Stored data
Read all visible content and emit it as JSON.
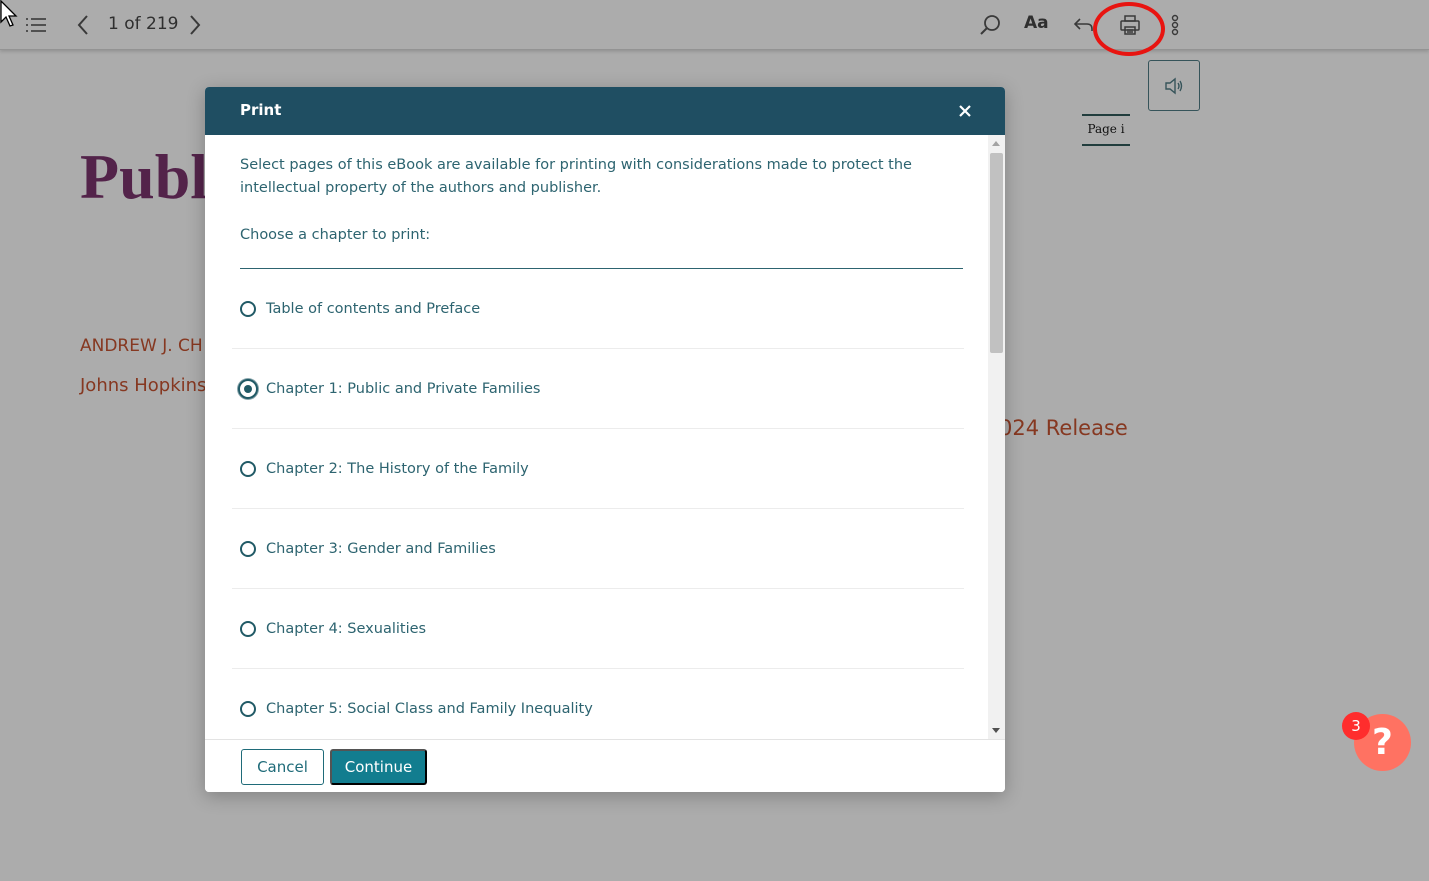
{
  "toolbar": {
    "page_count": "1 of 219",
    "font_button": "Aa"
  },
  "page": {
    "title_partial": "Publi",
    "author_partial": "ANDREW J. CH",
    "publisher_partial": "Johns Hopkins",
    "release_partial": "024 Release",
    "page_label": "Page i"
  },
  "help": {
    "badge_count": "3",
    "glyph": "?"
  },
  "modal": {
    "title": "Print",
    "intro": "Select pages of this eBook are available for printing with considerations made to protect the intellectual property of the authors and publisher.",
    "choose_label": "Choose a chapter to print:",
    "chapters": [
      {
        "label": "Table of contents and Preface",
        "selected": false
      },
      {
        "label": "Chapter 1: Public and Private Families",
        "selected": true
      },
      {
        "label": "Chapter 2: The History of the Family",
        "selected": false
      },
      {
        "label": "Chapter 3: Gender and Families",
        "selected": false
      },
      {
        "label": "Chapter 4: Sexualities",
        "selected": false
      },
      {
        "label": "Chapter 5: Social Class and Family Inequality",
        "selected": false
      }
    ],
    "cancel_label": "Cancel",
    "continue_label": "Continue"
  },
  "colors": {
    "header": "#1f4e62",
    "accent": "#127d8f",
    "highlight": "#e81410",
    "title_purple": "#6e1f5f",
    "author_orange": "#c1421c"
  }
}
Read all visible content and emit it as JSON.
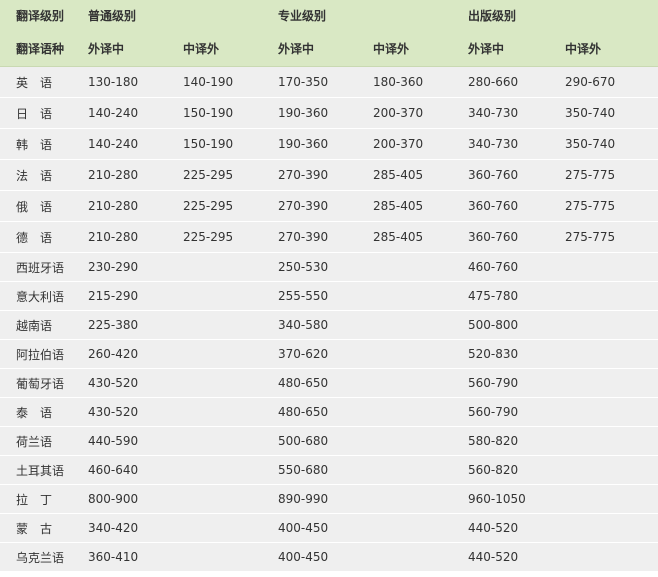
{
  "header": {
    "row1": {
      "level_label": "翻译级别",
      "ordinary": "普通级别",
      "professional": "专业级别",
      "publishing": "出版级别"
    },
    "row2": {
      "language_label": "翻译语种",
      "ordinary_f2c": "外译中",
      "ordinary_c2f": "中译外",
      "professional_f2c": "外译中",
      "professional_c2f": "中译外",
      "publishing_f2c": "外译中",
      "publishing_c2f": "中译外"
    }
  },
  "rows": [
    {
      "lang": "英　语",
      "ord_f2c": "130-180",
      "ord_c2f": "140-190",
      "pro_f2c": "170-350",
      "pro_c2f": "180-360",
      "pub_f2c": "280-660",
      "pub_c2f": "290-670"
    },
    {
      "lang": "日　语",
      "ord_f2c": "140-240",
      "ord_c2f": "150-190",
      "pro_f2c": "190-360",
      "pro_c2f": "200-370",
      "pub_f2c": "340-730",
      "pub_c2f": "350-740"
    },
    {
      "lang": "韩　语",
      "ord_f2c": "140-240",
      "ord_c2f": "150-190",
      "pro_f2c": "190-360",
      "pro_c2f": "200-370",
      "pub_f2c": "340-730",
      "pub_c2f": "350-740"
    },
    {
      "lang": "法　语",
      "ord_f2c": "210-280",
      "ord_c2f": "225-295",
      "pro_f2c": "270-390",
      "pro_c2f": "285-405",
      "pub_f2c": "360-760",
      "pub_c2f": "275-775"
    },
    {
      "lang": "俄　语",
      "ord_f2c": "210-280",
      "ord_c2f": "225-295",
      "pro_f2c": "270-390",
      "pro_c2f": "285-405",
      "pub_f2c": "360-760",
      "pub_c2f": "275-775"
    },
    {
      "lang": "德　语",
      "ord_f2c": "210-280",
      "ord_c2f": "225-295",
      "pro_f2c": "270-390",
      "pro_c2f": "285-405",
      "pub_f2c": "360-760",
      "pub_c2f": "275-775"
    },
    {
      "lang": "西班牙语",
      "ord_f2c": "230-290",
      "ord_c2f": "",
      "pro_f2c": "250-530",
      "pro_c2f": "",
      "pub_f2c": "460-760",
      "pub_c2f": ""
    },
    {
      "lang": "意大利语",
      "ord_f2c": "215-290",
      "ord_c2f": "",
      "pro_f2c": "255-550",
      "pro_c2f": "",
      "pub_f2c": "475-780",
      "pub_c2f": ""
    },
    {
      "lang": "越南语",
      "ord_f2c": "225-380",
      "ord_c2f": "",
      "pro_f2c": "340-580",
      "pro_c2f": "",
      "pub_f2c": "500-800",
      "pub_c2f": ""
    },
    {
      "lang": "阿拉伯语",
      "ord_f2c": "260-420",
      "ord_c2f": "",
      "pro_f2c": "370-620",
      "pro_c2f": "",
      "pub_f2c": "520-830",
      "pub_c2f": ""
    },
    {
      "lang": "葡萄牙语",
      "ord_f2c": "430-520",
      "ord_c2f": "",
      "pro_f2c": "480-650",
      "pro_c2f": "",
      "pub_f2c": "560-790",
      "pub_c2f": ""
    },
    {
      "lang": "泰　语",
      "ord_f2c": "430-520",
      "ord_c2f": "",
      "pro_f2c": "480-650",
      "pro_c2f": "",
      "pub_f2c": "560-790",
      "pub_c2f": ""
    },
    {
      "lang": "荷兰语",
      "ord_f2c": "440-590",
      "ord_c2f": "",
      "pro_f2c": "500-680",
      "pro_c2f": "",
      "pub_f2c": "580-820",
      "pub_c2f": ""
    },
    {
      "lang": "土耳其语",
      "ord_f2c": "460-640",
      "ord_c2f": "",
      "pro_f2c": "550-680",
      "pro_c2f": "",
      "pub_f2c": "560-820",
      "pub_c2f": ""
    },
    {
      "lang": "拉　丁",
      "ord_f2c": "800-900",
      "ord_c2f": "",
      "pro_f2c": "890-990",
      "pro_c2f": "",
      "pub_f2c": "960-1050",
      "pub_c2f": ""
    },
    {
      "lang": "蒙　古",
      "ord_f2c": "340-420",
      "ord_c2f": "",
      "pro_f2c": "400-450",
      "pro_c2f": "",
      "pub_f2c": "440-520",
      "pub_c2f": ""
    },
    {
      "lang": "乌克兰语",
      "ord_f2c": "360-410",
      "ord_c2f": "",
      "pro_f2c": "400-450",
      "pro_c2f": "",
      "pub_f2c": "440-520",
      "pub_c2f": ""
    }
  ]
}
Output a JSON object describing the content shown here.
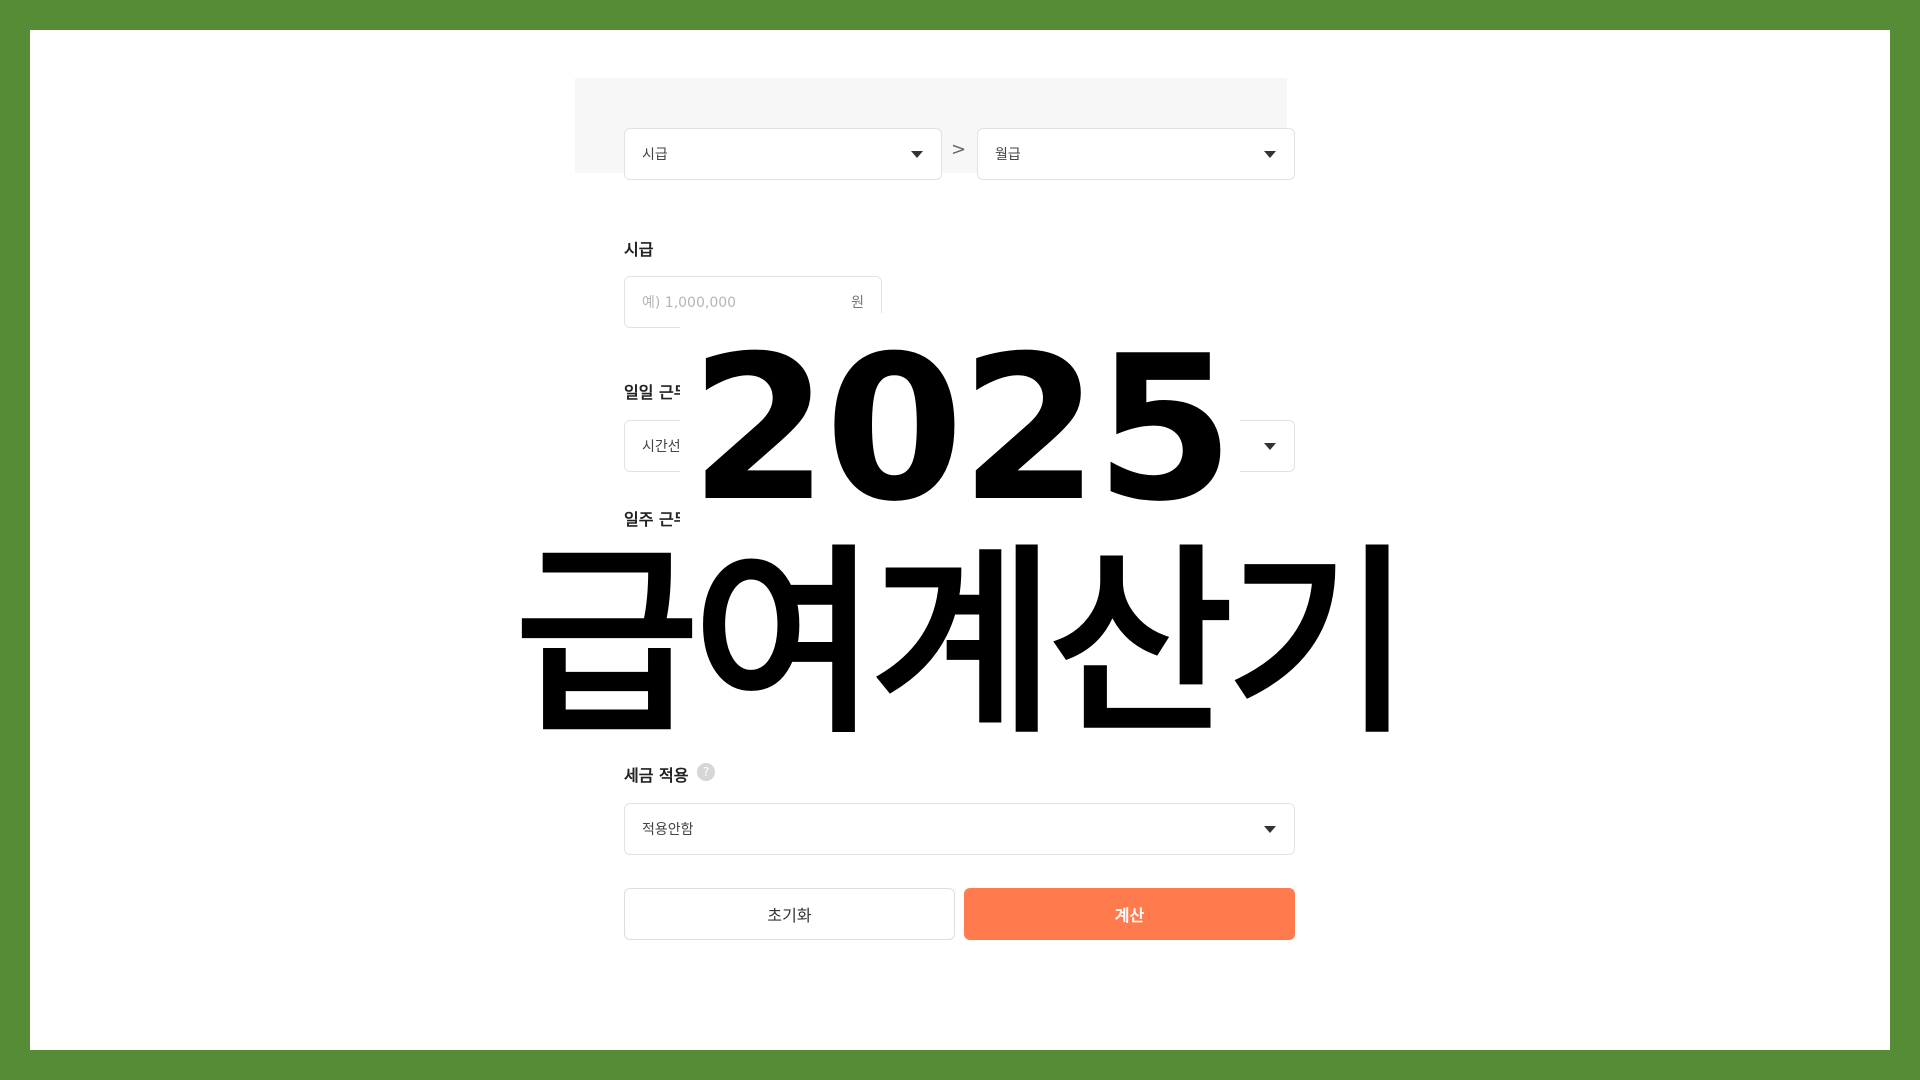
{
  "converter": {
    "from": "시급",
    "to": "월급",
    "separator": ">"
  },
  "fields": {
    "wage": {
      "label": "시급",
      "placeholder": "예) 1,000,000",
      "unit": "원"
    },
    "daily_hours": {
      "label": "일일 근무시간",
      "value": "시간선택"
    },
    "weekly_days": {
      "label": "일주 근무일수",
      "value": ""
    },
    "tax": {
      "label": "세금 적용",
      "help": "?",
      "value": "적용안함"
    }
  },
  "buttons": {
    "reset": "초기화",
    "calculate": "계산"
  },
  "overlay": {
    "year": "2025",
    "title": "급여계산기"
  },
  "colors": {
    "border_frame": "#568c35",
    "accent": "#ff7a4c"
  }
}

### What to do
Take the lines from the one that contains "Output a JSON" down to the last line of the listing above, both included, and set them down exactly, leaving out pictures.

### The completed task
Output a JSON object describing the content shown here.
{
  "converter": {
    "from": "시급",
    "to": "월급",
    "separator": ">"
  },
  "fields": {
    "wage": {
      "label": "시급",
      "placeholder": "예) 1,000,000",
      "unit": "원"
    },
    "daily_hours": {
      "label": "일일 근무시간",
      "value": "시간선택"
    },
    "weekly_days": {
      "label": "일주 근무일수",
      "value": ""
    },
    "tax": {
      "label": "세금 적용",
      "help": "?",
      "value": "적용안함"
    }
  },
  "buttons": {
    "reset": "초기화",
    "calculate": "계산"
  },
  "overlay": {
    "year": "2025",
    "title": "급여계산기"
  },
  "colors": {
    "border_frame": "#568c35",
    "accent": "#ff7a4c"
  }
}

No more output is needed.